Work request 1 -
In the passage about taste and information, rewrite the paragraph beginning "Taste is the basic sensation" as a short list that keeps its main facts.
Work request 2 -
From the passage about taste and information, output the text starting with "Enter the role" and going on through "Japanese, means deliciousness.", word for word.

Document passage -

For years Yigal Ziv has held the opinion that if one goes beyond the experience of using one’s basic senses like sight, hearing, smell, taste, etc. and adds information to the mix, it will result in a much-enhanced experience in any activities that involve our primary senses, such as dining, travel, music, reading and nearly everything else.
Yigal Ziv brings as an example the book ‘Steak,’ written by Mark Schatzker, is a quest to what makes the perfect steak, reminding us that most people remember that one single experience when they ate the best steak ever and could not find another steak like it since. Is it possible to repeat the great experience consistently?
Enter the role of information. The first distinction Yigal Ziv recommends making is about the difference between taste and flavor.
Taste is the basic sensation we sense on our tongue; it could be sweet, bitter, salty, or sour, and in recent years also umami; which, translated from Japanese, means deliciousness.

Data to examine -
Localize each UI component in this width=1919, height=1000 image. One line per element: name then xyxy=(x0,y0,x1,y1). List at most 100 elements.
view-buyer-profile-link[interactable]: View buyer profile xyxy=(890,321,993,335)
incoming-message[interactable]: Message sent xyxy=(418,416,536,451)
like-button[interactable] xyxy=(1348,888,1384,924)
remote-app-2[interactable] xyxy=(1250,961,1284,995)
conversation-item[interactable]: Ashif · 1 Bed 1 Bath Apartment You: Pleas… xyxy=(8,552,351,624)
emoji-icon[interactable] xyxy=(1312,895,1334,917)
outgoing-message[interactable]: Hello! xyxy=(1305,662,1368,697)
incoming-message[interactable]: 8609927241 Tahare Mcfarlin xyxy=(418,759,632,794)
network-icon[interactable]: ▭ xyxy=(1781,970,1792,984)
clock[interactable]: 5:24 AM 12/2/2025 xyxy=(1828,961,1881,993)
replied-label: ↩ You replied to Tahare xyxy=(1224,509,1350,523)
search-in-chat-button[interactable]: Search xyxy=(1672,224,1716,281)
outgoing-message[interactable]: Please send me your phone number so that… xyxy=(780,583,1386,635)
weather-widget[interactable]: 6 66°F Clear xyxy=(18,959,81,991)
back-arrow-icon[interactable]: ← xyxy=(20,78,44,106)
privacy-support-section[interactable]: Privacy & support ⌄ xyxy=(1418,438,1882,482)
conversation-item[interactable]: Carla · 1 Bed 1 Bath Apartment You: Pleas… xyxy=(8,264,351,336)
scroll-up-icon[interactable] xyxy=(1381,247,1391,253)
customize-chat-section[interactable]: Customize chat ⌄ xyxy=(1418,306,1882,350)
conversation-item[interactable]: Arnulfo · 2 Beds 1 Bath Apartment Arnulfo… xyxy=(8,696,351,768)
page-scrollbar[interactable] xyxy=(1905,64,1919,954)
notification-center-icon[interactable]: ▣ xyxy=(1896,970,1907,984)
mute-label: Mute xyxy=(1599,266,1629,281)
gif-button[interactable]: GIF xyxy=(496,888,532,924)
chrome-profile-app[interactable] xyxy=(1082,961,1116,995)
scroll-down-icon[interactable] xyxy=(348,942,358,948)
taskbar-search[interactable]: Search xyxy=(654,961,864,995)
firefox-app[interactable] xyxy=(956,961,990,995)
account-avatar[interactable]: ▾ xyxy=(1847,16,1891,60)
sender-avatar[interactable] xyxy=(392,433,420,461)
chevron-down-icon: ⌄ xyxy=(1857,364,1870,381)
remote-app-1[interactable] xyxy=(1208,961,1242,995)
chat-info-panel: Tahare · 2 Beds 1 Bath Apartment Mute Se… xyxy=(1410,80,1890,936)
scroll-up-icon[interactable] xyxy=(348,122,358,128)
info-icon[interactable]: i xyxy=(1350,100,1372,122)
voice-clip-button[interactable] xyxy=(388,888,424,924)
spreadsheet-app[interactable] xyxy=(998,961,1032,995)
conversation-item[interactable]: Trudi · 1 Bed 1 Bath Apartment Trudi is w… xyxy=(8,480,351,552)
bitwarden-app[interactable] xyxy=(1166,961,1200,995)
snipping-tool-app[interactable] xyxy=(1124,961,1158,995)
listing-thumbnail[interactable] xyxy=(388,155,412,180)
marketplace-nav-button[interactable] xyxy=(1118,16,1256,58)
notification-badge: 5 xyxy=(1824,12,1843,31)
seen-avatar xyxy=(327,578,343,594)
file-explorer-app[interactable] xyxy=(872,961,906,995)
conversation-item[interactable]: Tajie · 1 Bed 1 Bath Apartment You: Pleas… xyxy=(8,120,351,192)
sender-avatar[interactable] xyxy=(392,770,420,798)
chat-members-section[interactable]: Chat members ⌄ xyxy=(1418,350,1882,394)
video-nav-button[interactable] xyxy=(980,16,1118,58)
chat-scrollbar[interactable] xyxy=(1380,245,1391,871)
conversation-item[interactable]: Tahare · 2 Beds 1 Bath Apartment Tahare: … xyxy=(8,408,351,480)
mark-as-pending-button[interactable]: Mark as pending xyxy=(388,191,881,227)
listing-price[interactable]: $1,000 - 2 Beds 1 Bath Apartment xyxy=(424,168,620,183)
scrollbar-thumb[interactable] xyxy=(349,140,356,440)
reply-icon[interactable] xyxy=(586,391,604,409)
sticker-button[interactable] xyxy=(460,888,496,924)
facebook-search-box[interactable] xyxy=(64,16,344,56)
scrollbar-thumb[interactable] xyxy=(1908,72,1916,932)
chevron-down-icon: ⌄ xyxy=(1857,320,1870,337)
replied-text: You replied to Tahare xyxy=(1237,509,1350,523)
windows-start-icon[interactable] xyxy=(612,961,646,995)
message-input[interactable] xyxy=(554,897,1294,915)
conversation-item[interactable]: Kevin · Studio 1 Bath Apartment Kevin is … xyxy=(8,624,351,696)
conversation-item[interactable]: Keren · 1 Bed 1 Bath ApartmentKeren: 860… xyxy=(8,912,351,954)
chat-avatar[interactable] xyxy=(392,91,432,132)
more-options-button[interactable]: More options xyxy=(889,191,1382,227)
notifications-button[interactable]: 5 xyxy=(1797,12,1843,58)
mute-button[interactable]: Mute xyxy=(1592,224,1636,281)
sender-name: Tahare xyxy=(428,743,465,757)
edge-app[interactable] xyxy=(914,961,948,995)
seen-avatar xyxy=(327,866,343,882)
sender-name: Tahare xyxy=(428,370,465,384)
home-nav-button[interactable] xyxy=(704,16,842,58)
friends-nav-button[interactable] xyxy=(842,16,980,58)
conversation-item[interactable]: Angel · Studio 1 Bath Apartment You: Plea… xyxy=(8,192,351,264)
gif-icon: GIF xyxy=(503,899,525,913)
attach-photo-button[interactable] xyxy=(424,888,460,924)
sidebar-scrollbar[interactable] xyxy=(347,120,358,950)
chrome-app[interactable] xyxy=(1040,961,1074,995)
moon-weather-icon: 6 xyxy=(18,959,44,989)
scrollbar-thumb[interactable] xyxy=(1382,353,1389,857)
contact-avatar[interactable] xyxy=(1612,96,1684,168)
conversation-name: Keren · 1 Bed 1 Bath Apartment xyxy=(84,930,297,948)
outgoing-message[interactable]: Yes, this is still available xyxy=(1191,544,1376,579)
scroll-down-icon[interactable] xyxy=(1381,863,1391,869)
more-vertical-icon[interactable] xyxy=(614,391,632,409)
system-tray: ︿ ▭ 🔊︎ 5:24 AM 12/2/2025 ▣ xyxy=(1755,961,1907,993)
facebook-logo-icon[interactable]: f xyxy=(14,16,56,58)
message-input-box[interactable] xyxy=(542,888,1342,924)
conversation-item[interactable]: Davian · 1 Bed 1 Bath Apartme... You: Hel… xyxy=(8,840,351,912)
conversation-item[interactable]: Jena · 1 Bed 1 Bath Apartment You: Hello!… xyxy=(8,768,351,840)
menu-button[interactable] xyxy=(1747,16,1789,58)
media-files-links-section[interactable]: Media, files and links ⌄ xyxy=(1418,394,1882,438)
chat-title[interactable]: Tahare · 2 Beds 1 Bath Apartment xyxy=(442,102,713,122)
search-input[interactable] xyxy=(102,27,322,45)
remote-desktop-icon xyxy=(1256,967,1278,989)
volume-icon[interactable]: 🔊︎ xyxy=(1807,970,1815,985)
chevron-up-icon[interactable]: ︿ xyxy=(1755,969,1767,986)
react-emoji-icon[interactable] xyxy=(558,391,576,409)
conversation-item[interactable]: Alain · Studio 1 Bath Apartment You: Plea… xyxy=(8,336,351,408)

Solution 1 -
- Taste is the basic sensation felt on the tongue.
- It can be sweet, bitter, salty, or sour.
- In recent years, umami has been added as a fifth taste.
- Umami is a Japanese word meaning deliciousness.

Solution 2 -
Enter the role of information. The first distinction Yigal Ziv recommends making is about the difference between taste and flavor.
Taste is the basic sensation we sense on our tongue; it could be sweet, bitter, salty, or sour, and in recent years also umami; which, translated from Japanese, means deliciousness.